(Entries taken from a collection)
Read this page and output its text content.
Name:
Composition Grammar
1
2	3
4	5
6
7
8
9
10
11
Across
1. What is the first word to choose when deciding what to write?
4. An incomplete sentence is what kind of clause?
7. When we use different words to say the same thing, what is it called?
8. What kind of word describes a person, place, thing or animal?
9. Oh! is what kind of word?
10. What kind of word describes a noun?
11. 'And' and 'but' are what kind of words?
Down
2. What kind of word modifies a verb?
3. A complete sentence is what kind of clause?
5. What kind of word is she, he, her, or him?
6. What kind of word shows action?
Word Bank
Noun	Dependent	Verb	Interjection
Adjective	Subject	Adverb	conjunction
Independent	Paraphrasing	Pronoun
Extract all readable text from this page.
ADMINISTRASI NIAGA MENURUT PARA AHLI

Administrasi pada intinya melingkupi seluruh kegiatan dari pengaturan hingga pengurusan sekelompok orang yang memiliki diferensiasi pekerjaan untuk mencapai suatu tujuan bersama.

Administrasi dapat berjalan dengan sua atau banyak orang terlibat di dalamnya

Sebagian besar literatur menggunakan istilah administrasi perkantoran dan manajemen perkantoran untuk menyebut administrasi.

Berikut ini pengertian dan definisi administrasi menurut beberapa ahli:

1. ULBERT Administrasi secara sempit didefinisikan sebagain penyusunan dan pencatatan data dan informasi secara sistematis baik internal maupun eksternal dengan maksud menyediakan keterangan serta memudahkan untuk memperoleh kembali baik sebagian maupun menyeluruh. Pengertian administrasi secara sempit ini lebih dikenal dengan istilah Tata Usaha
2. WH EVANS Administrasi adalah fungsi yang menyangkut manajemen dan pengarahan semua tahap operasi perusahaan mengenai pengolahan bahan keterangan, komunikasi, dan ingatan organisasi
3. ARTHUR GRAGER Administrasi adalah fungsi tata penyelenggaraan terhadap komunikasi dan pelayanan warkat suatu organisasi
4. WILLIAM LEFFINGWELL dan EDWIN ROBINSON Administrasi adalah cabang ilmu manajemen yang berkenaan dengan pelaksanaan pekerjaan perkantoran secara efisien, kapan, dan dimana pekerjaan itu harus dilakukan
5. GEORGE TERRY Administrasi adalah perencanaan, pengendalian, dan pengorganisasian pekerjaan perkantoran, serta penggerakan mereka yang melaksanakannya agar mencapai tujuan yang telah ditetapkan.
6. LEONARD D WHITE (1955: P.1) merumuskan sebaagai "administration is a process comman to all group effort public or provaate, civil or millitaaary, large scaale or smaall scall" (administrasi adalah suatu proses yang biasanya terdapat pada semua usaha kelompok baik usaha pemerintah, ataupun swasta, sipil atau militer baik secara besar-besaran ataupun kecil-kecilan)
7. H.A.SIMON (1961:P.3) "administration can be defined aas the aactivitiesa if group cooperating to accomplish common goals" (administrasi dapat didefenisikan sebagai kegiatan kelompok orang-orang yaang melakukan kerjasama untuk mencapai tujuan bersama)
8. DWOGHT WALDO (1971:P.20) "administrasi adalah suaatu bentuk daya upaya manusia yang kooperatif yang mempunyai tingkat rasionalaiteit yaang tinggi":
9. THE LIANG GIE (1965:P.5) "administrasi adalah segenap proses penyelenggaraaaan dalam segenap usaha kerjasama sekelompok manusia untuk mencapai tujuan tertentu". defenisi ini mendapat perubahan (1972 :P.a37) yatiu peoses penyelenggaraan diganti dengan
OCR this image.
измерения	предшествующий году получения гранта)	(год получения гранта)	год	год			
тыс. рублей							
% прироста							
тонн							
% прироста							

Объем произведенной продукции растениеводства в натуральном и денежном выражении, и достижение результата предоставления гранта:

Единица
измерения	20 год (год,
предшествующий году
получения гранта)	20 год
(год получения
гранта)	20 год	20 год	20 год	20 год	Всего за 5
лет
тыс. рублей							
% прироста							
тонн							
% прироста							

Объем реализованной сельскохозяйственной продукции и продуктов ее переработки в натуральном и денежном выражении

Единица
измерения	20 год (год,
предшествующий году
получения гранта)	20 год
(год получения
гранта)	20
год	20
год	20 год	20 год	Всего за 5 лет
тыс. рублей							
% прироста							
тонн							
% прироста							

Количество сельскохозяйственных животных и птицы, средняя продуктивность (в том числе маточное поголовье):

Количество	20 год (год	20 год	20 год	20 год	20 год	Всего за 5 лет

## Task goal
Each entry above is to be quoted exactly.

## Result of the exercise
Read this page and output its text content.
Name:
Composition Grammar
1
2	3
4	5
6
7
8
9
10
11
Across
1. What is the first word to choose when deciding what to write?
4. An incomplete sentence is what kind of clause?
7. When we use different words to say the same thing, what is it called?
8. What kind of word describes a person, place, thing or animal?
9. Oh! is what kind of word?
10. What kind of word describes a noun?
11. 'And' and 'but' are what kind of words?
Down
2. What kind of word modifies a verb?
3. A complete sentence is what kind of clause?
5. What kind of word is she, he, her, or him?
6. What kind of word shows action?
Word Bank
Noun	Dependent	Verb	Interjection
Adjective	Subject	Adverb	conjunction
Independent	Paraphrasing	Pronoun
Extract all readable text from this page.
ADMINISTRASI NIAGA MENURUT PARA AHLI

Administrasi pada intinya melingkupi seluruh kegiatan dari pengaturan hingga pengurusan sekelompok orang yang memiliki diferensiasi pekerjaan untuk mencapai suatu tujuan bersama.

Administrasi dapat berjalan dengan sua atau banyak orang terlibat di dalamnya

Sebagian besar literatur menggunakan istilah administrasi perkantoran dan manajemen perkantoran untuk menyebut administrasi.

Berikut ini pengertian dan definisi administrasi menurut beberapa ahli:

1. ULBERT Administrasi secara sempit didefinisikan sebagain penyusunan dan pencatatan data dan informasi secara sistematis baik internal maupun eksternal dengan maksud menyediakan keterangan serta memudahkan untuk memperoleh kembali baik sebagian maupun menyeluruh. Pengertian administrasi secara sempit ini lebih dikenal dengan istilah Tata Usaha
2. WH EVANS Administrasi adalah fungsi yang menyangkut manajemen dan pengarahan semua tahap operasi perusahaan mengenai pengolahan bahan keterangan, komunikasi, dan ingatan organisasi
3. ARTHUR GRAGER Administrasi adalah fungsi tata penyelenggaraan terhadap komunikasi dan pelayanan warkat suatu organisasi
4. WILLIAM LEFFINGWELL dan EDWIN ROBINSON Administrasi adalah cabang ilmu manajemen yang berkenaan dengan pelaksanaan pekerjaan perkantoran secara efisien, kapan, dan dimana pekerjaan itu harus dilakukan
5. GEORGE TERRY Administrasi adalah perencanaan, pengendalian, dan pengorganisasian pekerjaan perkantoran, serta penggerakan mereka yang melaksanakannya agar mencapai tujuan yang telah ditetapkan.
6. LEONARD D WHITE (1955: P.1) merumuskan sebaagai "administration is a process comman to all group effort public or provaate, civil or millitaaary, large scaale or smaall scall" (administrasi adalah suatu proses yang biasanya terdapat pada semua usaha kelompok baik usaha pemerintah, ataupun swasta, sipil atau militer baik secara besar-besaran ataupun kecil-kecilan)
7. H.A.SIMON (1961:P.3) "administration can be defined aas the aactivitiesa if group cooperating to accomplish common goals" (administrasi dapat didefenisikan sebagai kegiatan kelompok orang-orang yaang melakukan kerjasama untuk mencapai tujuan bersama)
8. DWOGHT WALDO (1971:P.20) "administrasi adalah suaatu bentuk daya upaya manusia yang kooperatif yang mempunyai tingkat rasionalaiteit yaang tinggi":
9. THE LIANG GIE (1965:P.5) "administrasi adalah segenap proses penyelenggaraaaan dalam segenap usaha kerjasama sekelompok manusia untuk mencapai tujuan tertentu". defenisi ini mendapat perubahan (1972 :P.a37) yatiu peoses penyelenggaraan diganti dengan
OCR this image.
измерения	предшествующий году получения гранта)	(год получения гранта)	год	год			
тыс. рублей							
% прироста							
тонн							
% прироста							

Объем произведенной продукции растениеводства в натуральном и денежном выражении, и достижение результата предоставления гранта:

Единица
измерения	20 год (год,
предшествующий году
получения гранта)	20 год
(год получения
гранта)	20 год	20 год	20 год	20 год	Всего за 5
лет
тыс. рублей							
% прироста							
тонн							
% прироста							

Объем реализованной сельскохозяйственной продукции и продуктов ее переработки в натуральном и денежном выражении

Единица
измерения	20 год (год,
предшествующий году
получения гранта)	20 год
(год получения
гранта)	20
год	20
год	20 год	20 год	Всего за 5 лет
тыс. рублей							
% прироста							
тонн							
% прироста							

Количество сельскохозяйственных животных и птицы, средняя продуктивность (в том числе маточное поголовье):

Количество	20 год (год	20 год	20 год	20 год	20 год	Всего за 5 лет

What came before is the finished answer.